## BEGIN
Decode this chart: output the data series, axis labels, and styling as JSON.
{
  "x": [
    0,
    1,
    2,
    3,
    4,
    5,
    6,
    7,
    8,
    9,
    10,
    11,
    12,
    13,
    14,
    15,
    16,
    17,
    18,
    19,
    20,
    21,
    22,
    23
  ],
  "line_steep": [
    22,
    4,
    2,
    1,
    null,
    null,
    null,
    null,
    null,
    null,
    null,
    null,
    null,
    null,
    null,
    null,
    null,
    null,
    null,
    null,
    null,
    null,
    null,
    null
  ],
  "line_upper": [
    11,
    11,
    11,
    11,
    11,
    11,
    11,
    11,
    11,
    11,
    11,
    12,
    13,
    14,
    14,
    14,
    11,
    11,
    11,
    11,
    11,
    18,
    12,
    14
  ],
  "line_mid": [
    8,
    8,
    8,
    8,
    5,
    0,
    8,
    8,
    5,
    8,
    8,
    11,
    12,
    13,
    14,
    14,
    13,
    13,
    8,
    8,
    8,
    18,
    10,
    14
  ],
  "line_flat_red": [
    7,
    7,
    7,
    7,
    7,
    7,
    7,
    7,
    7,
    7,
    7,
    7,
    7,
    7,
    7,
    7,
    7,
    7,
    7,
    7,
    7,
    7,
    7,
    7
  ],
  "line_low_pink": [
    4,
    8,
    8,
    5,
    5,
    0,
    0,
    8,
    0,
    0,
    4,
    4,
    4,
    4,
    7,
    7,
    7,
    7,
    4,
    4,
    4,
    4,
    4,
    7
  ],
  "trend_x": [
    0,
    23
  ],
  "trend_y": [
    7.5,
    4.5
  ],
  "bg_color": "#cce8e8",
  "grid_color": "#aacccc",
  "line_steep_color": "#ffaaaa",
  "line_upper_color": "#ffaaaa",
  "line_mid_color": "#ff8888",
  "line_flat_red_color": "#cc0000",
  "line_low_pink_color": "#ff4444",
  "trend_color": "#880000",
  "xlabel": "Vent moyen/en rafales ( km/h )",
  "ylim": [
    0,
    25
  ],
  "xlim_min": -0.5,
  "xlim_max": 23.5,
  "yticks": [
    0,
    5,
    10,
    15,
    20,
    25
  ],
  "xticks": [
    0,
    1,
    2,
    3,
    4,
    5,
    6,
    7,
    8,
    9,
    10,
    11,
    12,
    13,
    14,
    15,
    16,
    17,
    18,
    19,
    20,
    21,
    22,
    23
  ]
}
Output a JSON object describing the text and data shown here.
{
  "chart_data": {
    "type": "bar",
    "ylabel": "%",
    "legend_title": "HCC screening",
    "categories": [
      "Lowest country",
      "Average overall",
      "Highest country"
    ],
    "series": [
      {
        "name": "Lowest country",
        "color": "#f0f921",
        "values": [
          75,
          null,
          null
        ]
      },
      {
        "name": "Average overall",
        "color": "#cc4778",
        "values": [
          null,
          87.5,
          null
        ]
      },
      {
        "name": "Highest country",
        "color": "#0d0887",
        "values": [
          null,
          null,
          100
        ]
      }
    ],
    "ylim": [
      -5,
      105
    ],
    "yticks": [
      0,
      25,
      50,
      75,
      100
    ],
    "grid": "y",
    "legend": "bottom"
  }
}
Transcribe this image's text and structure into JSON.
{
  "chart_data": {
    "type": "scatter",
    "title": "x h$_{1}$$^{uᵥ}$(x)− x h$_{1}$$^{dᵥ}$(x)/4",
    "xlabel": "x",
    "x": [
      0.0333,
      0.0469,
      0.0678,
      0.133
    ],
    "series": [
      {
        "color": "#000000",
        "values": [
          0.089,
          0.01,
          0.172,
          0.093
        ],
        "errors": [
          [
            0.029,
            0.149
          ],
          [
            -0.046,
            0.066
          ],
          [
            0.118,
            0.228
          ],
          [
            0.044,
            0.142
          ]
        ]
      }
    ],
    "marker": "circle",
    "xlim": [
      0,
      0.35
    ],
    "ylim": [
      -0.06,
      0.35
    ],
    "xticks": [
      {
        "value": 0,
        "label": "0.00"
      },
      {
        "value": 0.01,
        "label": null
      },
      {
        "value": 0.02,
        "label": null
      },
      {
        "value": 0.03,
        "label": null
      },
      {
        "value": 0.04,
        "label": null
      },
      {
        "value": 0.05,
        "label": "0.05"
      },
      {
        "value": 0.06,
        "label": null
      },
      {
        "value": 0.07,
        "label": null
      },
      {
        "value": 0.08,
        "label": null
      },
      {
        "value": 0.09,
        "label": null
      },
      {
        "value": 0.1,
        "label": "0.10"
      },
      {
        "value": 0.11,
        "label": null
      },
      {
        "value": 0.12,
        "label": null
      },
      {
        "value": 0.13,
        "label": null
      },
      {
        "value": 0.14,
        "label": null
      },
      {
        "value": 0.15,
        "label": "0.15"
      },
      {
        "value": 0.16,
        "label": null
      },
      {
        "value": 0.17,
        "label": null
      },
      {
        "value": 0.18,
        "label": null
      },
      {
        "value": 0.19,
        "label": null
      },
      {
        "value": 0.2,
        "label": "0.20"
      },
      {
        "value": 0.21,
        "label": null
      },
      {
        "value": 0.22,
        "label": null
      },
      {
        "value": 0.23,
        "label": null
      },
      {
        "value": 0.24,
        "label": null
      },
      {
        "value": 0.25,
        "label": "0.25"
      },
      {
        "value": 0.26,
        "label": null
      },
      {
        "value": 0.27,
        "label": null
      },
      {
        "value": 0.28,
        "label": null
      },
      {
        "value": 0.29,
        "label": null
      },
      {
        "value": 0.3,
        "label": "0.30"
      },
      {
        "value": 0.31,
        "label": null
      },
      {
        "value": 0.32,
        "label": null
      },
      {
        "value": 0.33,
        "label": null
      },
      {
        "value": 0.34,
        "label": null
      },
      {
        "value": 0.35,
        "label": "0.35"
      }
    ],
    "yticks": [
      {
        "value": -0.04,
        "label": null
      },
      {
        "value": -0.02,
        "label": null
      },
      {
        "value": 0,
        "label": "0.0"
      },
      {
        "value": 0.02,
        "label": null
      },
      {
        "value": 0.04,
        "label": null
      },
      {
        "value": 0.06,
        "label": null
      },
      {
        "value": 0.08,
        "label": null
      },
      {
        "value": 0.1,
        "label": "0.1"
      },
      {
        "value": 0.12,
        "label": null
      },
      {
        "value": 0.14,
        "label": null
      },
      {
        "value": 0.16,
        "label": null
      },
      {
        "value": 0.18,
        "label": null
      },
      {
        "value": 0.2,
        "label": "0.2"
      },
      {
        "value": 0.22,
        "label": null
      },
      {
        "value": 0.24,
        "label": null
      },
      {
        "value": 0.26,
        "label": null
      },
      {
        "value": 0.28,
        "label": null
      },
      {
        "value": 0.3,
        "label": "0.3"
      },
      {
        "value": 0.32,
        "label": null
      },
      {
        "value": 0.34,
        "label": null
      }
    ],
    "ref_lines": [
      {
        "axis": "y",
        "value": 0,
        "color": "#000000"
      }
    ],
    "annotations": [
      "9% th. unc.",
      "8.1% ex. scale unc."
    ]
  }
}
## END
Objective
All the data must be duplicated exactly, with nothing added or removed.

Solution to the exercise
Decode this chart: output the data series, axis labels, and styling as JSON.
{
  "x": [
    0,
    1,
    2,
    3,
    4,
    5,
    6,
    7,
    8,
    9,
    10,
    11,
    12,
    13,
    14,
    15,
    16,
    17,
    18,
    19,
    20,
    21,
    22,
    23
  ],
  "line_steep": [
    22,
    4,
    2,
    1,
    null,
    null,
    null,
    null,
    null,
    null,
    null,
    null,
    null,
    null,
    null,
    null,
    null,
    null,
    null,
    null,
    null,
    null,
    null,
    null
  ],
  "line_upper": [
    11,
    11,
    11,
    11,
    11,
    11,
    11,
    11,
    11,
    11,
    11,
    12,
    13,
    14,
    14,
    14,
    11,
    11,
    11,
    11,
    11,
    18,
    12,
    14
  ],
  "line_mid": [
    8,
    8,
    8,
    8,
    5,
    0,
    8,
    8,
    5,
    8,
    8,
    11,
    12,
    13,
    14,
    14,
    13,
    13,
    8,
    8,
    8,
    18,
    10,
    14
  ],
  "line_flat_red": [
    7,
    7,
    7,
    7,
    7,
    7,
    7,
    7,
    7,
    7,
    7,
    7,
    7,
    7,
    7,
    7,
    7,
    7,
    7,
    7,
    7,
    7,
    7,
    7
  ],
  "line_low_pink": [
    4,
    8,
    8,
    5,
    5,
    0,
    0,
    8,
    0,
    0,
    4,
    4,
    4,
    4,
    7,
    7,
    7,
    7,
    4,
    4,
    4,
    4,
    4,
    7
  ],
  "trend_x": [
    0,
    23
  ],
  "trend_y": [
    7.5,
    4.5
  ],
  "bg_color": "#cce8e8",
  "grid_color": "#aacccc",
  "line_steep_color": "#ffaaaa",
  "line_upper_color": "#ffaaaa",
  "line_mid_color": "#ff8888",
  "line_flat_red_color": "#cc0000",
  "line_low_pink_color": "#ff4444",
  "trend_color": "#880000",
  "xlabel": "Vent moyen/en rafales ( km/h )",
  "ylim": [
    0,
    25
  ],
  "xlim_min": -0.5,
  "xlim_max": 23.5,
  "yticks": [
    0,
    5,
    10,
    15,
    20,
    25
  ],
  "xticks": [
    0,
    1,
    2,
    3,
    4,
    5,
    6,
    7,
    8,
    9,
    10,
    11,
    12,
    13,
    14,
    15,
    16,
    17,
    18,
    19,
    20,
    21,
    22,
    23
  ]
}
Output a JSON object describing the text and data shown here.
{
  "chart_data": {
    "type": "bar",
    "ylabel": "%",
    "legend_title": "HCC screening",
    "categories": [
      "Lowest country",
      "Average overall",
      "Highest country"
    ],
    "series": [
      {
        "name": "Lowest country",
        "color": "#f0f921",
        "values": [
          75,
          null,
          null
        ]
      },
      {
        "name": "Average overall",
        "color": "#cc4778",
        "values": [
          null,
          87.5,
          null
        ]
      },
      {
        "name": "Highest country",
        "color": "#0d0887",
        "values": [
          null,
          null,
          100
        ]
      }
    ],
    "ylim": [
      -5,
      105
    ],
    "yticks": [
      0,
      25,
      50,
      75,
      100
    ],
    "grid": "y",
    "legend": "bottom"
  }
}
Transcribe this image's text and structure into JSON.
{
  "chart_data": {
    "type": "scatter",
    "title": "x h$_{1}$$^{uᵥ}$(x)− x h$_{1}$$^{dᵥ}$(x)/4",
    "xlabel": "x",
    "x": [
      0.0333,
      0.0469,
      0.0678,
      0.133
    ],
    "series": [
      {
        "color": "#000000",
        "values": [
          0.089,
          0.01,
          0.172,
          0.093
        ],
        "errors": [
          [
            0.029,
            0.149
          ],
          [
            -0.046,
            0.066
          ],
          [
            0.118,
            0.228
          ],
          [
            0.044,
            0.142
          ]
        ]
      }
    ],
    "marker": "circle",
    "xlim": [
      0,
      0.35
    ],
    "ylim": [
      -0.06,
      0.35
    ],
    "xticks": [
      {
        "value": 0,
        "label": "0.00"
      },
      {
        "value": 0.01,
        "label": null
      },
      {
        "value": 0.02,
        "label": null
      },
      {
        "value": 0.03,
        "label": null
      },
      {
        "value": 0.04,
        "label": null
      },
      {
        "value": 0.05,
        "label": "0.05"
      },
      {
        "value": 0.06,
        "label": null
      },
      {
        "value": 0.07,
        "label": null
      },
      {
        "value": 0.08,
        "label": null
      },
      {
        "value": 0.09,
        "label": null
      },
      {
        "value": 0.1,
        "label": "0.10"
      },
      {
        "value": 0.11,
        "label": null
      },
      {
        "value": 0.12,
        "label": null
      },
      {
        "value": 0.13,
        "label": null
      },
      {
        "value": 0.14,
        "label": null
      },
      {
        "value": 0.15,
        "label": "0.15"
      },
      {
        "value": 0.16,
        "label": null
      },
      {
        "value": 0.17,
        "label": null
      },
      {
        "value": 0.18,
        "label": null
      },
      {
        "value": 0.19,
        "label": null
      },
      {
        "value": 0.2,
        "label": "0.20"
      },
      {
        "value": 0.21,
        "label": null
      },
      {
        "value": 0.22,
        "label": null
      },
      {
        "value": 0.23,
        "label": null
      },
      {
        "value": 0.24,
        "label": null
      },
      {
        "value": 0.25,
        "label": "0.25"
      },
      {
        "value": 0.26,
        "label": null
      },
      {
        "value": 0.27,
        "label": null
      },
      {
        "value": 0.28,
        "label": null
      },
      {
        "value": 0.29,
        "label": null
      },
      {
        "value": 0.3,
        "label": "0.30"
      },
      {
        "value": 0.31,
        "label": null
      },
      {
        "value": 0.32,
        "label": null
      },
      {
        "value": 0.33,
        "label": null
      },
      {
        "value": 0.34,
        "label": null
      },
      {
        "value": 0.35,
        "label": "0.35"
      }
    ],
    "yticks": [
      {
        "value": -0.04,
        "label": null
      },
      {
        "value": -0.02,
        "label": null
      },
      {
        "value": 0,
        "label": "0.0"
      },
      {
        "value": 0.02,
        "label": null
      },
      {
        "value": 0.04,
        "label": null
      },
      {
        "value": 0.06,
        "label": null
      },
      {
        "value": 0.08,
        "label": null
      },
      {
        "value": 0.1,
        "label": "0.1"
      },
      {
        "value": 0.12,
        "label": null
      },
      {
        "value": 0.14,
        "label": null
      },
      {
        "value": 0.16,
        "label": null
      },
      {
        "value": 0.18,
        "label": null
      },
      {
        "value": 0.2,
        "label": "0.2"
      },
      {
        "value": 0.22,
        "label": null
      },
      {
        "value": 0.24,
        "label": null
      },
      {
        "value": 0.26,
        "label": null
      },
      {
        "value": 0.28,
        "label": null
      },
      {
        "value": 0.3,
        "label": "0.3"
      },
      {
        "value": 0.32,
        "label": null
      },
      {
        "value": 0.34,
        "label": null
      }
    ],
    "ref_lines": [
      {
        "axis": "y",
        "value": 0,
        "color": "#000000"
      }
    ],
    "annotations": [
      "9% th. unc.",
      "8.1% ex. scale unc."
    ]
  }
}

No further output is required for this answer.